> **To do**
Wherever "James" appears in a line, list that line.
--- Start of Information provided ---
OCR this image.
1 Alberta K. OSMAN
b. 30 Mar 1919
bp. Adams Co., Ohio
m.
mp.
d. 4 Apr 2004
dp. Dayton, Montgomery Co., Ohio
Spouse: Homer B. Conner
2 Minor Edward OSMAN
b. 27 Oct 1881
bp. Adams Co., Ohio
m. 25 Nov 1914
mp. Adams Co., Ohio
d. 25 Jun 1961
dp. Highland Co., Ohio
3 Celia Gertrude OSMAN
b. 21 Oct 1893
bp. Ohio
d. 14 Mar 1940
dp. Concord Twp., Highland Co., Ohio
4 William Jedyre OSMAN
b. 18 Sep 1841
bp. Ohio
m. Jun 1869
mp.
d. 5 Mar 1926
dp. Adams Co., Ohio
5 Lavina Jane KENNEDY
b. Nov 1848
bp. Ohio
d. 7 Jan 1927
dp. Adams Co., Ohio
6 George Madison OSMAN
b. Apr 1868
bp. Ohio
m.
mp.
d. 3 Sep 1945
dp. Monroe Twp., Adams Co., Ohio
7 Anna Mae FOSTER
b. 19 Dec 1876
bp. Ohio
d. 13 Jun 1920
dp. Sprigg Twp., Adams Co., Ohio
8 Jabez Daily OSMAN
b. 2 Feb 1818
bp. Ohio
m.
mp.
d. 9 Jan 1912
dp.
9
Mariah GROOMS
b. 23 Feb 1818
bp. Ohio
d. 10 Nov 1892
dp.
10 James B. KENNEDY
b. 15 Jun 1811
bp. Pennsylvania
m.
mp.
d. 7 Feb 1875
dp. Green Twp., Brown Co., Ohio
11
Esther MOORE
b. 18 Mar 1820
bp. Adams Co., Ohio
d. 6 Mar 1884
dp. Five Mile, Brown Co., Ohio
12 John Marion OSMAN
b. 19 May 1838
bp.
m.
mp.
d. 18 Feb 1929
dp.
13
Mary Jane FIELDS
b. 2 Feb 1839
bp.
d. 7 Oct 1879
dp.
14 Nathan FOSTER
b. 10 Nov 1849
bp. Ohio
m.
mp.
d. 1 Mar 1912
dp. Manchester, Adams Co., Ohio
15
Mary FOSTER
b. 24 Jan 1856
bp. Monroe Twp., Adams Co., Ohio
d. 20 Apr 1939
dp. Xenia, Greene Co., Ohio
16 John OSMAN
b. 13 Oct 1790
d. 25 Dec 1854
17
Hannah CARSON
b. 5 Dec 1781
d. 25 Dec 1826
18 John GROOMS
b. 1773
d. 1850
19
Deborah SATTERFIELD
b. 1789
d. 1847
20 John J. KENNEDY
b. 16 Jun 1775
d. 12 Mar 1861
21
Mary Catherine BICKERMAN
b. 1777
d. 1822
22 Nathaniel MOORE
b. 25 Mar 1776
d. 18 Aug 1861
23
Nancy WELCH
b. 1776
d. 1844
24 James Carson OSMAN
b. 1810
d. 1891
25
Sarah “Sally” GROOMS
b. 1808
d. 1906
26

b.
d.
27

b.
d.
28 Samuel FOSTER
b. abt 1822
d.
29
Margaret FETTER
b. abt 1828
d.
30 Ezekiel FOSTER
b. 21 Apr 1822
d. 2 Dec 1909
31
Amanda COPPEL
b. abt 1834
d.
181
--- End of Information provided ---
--- Start of Information provided ---
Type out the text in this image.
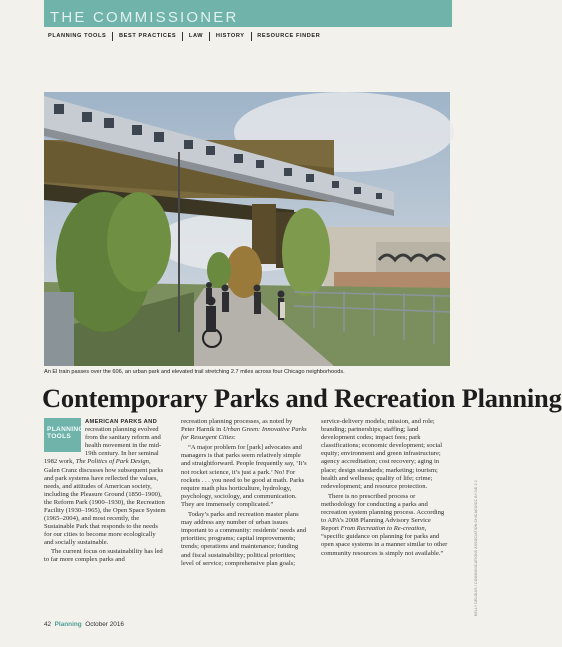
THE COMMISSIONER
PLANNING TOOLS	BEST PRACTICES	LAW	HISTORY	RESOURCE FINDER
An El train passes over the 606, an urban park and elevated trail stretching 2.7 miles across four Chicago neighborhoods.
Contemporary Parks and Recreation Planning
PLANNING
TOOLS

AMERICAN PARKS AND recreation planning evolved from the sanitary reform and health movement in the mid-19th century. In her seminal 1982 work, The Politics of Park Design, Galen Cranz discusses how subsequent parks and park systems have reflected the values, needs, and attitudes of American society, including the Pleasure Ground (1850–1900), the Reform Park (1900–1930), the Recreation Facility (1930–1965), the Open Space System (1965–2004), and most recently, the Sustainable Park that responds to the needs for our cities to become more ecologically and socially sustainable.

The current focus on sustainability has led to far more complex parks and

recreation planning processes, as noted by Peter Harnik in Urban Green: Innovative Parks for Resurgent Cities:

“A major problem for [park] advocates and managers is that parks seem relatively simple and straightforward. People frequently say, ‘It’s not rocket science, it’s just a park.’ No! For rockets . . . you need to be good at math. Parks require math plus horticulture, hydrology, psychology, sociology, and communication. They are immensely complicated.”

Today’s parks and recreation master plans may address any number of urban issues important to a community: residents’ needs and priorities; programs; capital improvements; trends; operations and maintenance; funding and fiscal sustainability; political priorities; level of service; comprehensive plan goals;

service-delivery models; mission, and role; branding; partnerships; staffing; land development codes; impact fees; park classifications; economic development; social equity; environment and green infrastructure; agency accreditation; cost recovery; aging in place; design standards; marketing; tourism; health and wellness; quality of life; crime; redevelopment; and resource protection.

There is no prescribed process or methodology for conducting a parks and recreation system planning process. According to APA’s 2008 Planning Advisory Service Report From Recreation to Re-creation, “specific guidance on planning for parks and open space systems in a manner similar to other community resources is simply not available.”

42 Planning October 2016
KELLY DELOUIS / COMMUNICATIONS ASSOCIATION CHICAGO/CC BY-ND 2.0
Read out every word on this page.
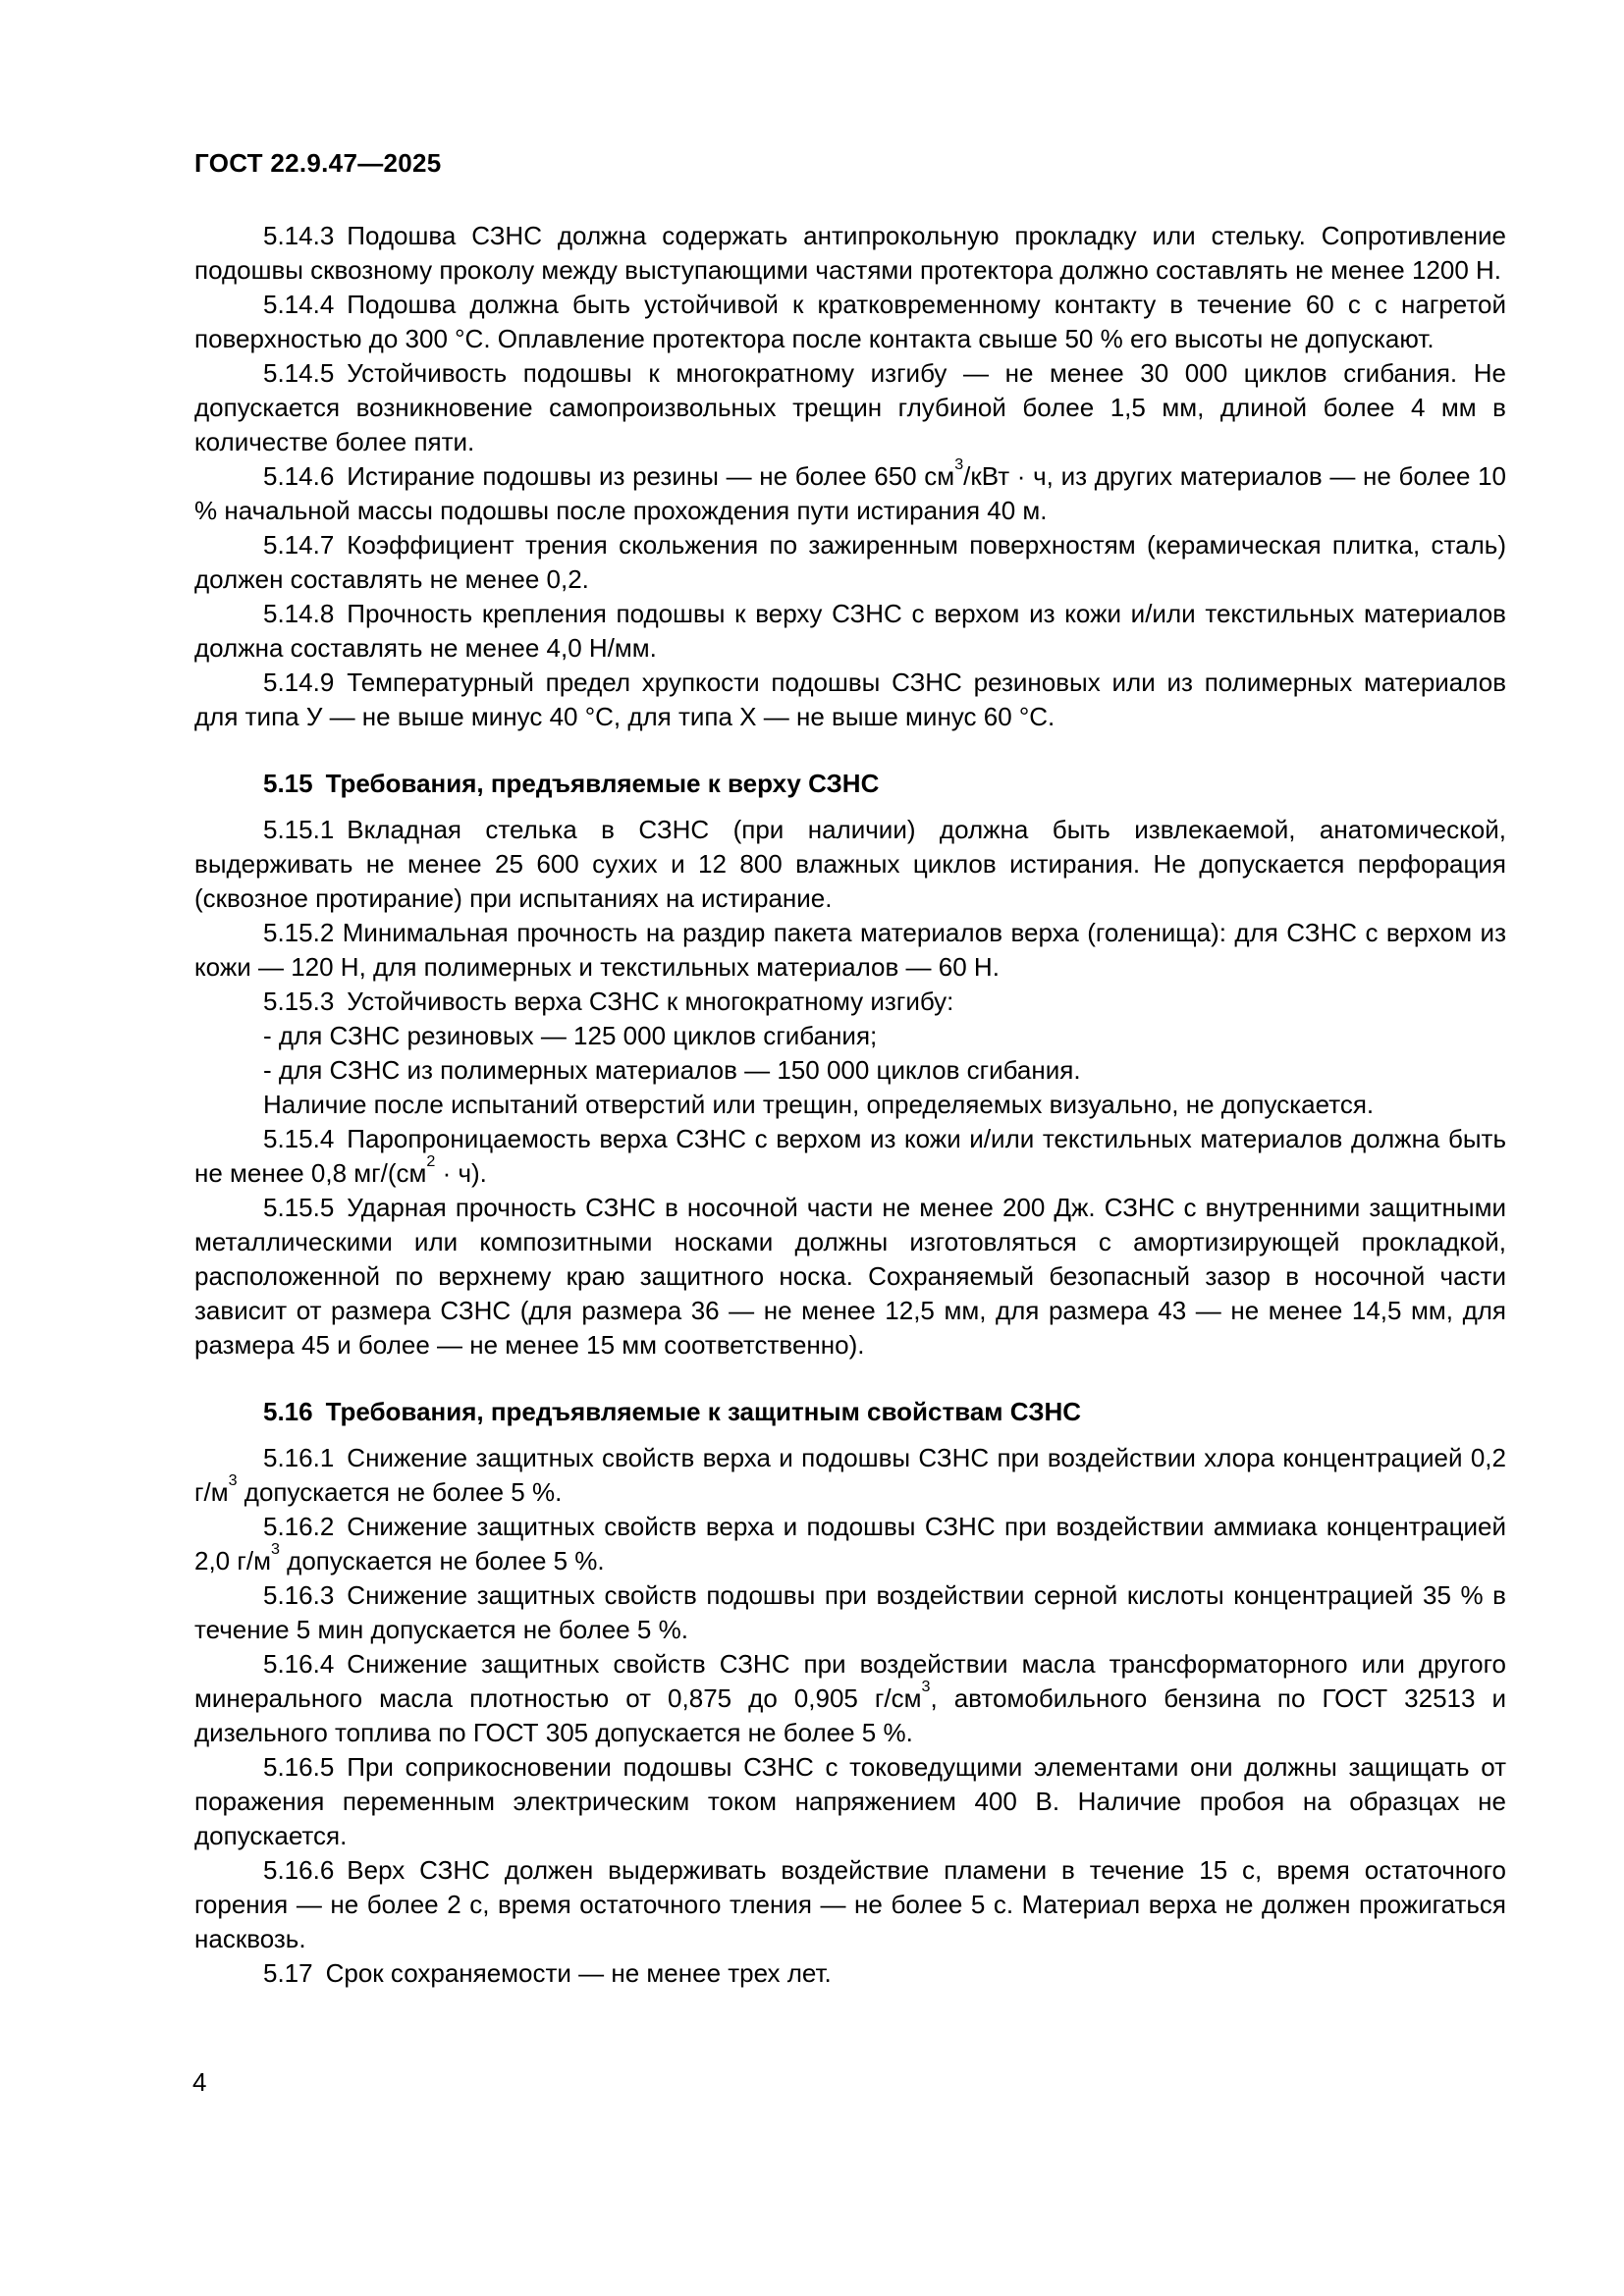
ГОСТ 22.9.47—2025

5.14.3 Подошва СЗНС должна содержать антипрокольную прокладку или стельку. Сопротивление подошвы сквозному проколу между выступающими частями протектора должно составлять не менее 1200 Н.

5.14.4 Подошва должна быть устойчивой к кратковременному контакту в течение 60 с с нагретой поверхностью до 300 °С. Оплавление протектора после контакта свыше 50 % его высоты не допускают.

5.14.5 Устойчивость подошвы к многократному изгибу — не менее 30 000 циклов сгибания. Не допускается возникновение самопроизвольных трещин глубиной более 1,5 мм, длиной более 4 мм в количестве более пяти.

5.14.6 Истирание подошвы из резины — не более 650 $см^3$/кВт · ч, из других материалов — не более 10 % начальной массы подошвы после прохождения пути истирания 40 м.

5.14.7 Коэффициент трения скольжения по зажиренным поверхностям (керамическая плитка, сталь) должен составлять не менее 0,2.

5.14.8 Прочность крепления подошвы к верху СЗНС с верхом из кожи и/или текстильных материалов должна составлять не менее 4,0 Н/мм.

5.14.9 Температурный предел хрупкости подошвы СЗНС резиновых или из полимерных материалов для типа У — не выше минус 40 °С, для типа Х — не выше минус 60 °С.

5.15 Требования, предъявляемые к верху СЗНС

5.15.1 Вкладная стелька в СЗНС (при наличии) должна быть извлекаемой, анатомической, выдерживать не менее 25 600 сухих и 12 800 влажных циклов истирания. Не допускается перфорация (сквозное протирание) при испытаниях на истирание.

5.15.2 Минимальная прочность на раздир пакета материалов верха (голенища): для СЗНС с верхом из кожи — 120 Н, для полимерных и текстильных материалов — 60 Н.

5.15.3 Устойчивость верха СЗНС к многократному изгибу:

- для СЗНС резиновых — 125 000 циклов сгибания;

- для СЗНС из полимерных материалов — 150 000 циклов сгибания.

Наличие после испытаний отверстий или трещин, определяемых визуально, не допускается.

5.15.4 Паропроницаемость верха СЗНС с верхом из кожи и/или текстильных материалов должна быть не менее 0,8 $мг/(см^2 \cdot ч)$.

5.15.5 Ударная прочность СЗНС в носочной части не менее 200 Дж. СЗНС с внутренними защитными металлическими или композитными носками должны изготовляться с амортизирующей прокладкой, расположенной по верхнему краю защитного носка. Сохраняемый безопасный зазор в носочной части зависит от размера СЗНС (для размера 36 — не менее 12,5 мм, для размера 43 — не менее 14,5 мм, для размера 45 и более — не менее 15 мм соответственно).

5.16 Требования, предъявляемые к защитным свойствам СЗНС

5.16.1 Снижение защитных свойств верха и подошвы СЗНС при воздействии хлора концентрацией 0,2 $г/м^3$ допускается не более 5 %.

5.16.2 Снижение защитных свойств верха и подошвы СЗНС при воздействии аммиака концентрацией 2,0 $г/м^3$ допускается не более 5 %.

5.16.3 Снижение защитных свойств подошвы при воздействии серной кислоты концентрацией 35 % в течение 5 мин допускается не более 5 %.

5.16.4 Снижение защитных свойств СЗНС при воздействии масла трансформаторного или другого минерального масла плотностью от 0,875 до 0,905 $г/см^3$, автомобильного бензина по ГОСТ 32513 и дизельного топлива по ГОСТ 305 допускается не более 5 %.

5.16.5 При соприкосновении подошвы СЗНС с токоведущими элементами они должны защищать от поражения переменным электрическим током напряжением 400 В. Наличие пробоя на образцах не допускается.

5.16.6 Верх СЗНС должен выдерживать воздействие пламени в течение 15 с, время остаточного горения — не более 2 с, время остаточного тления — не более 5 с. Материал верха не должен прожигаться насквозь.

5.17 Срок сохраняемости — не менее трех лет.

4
--- End of Information provided ---
> **Exercise output**
10 James B. KENNEDY
24 James Carson OSMAN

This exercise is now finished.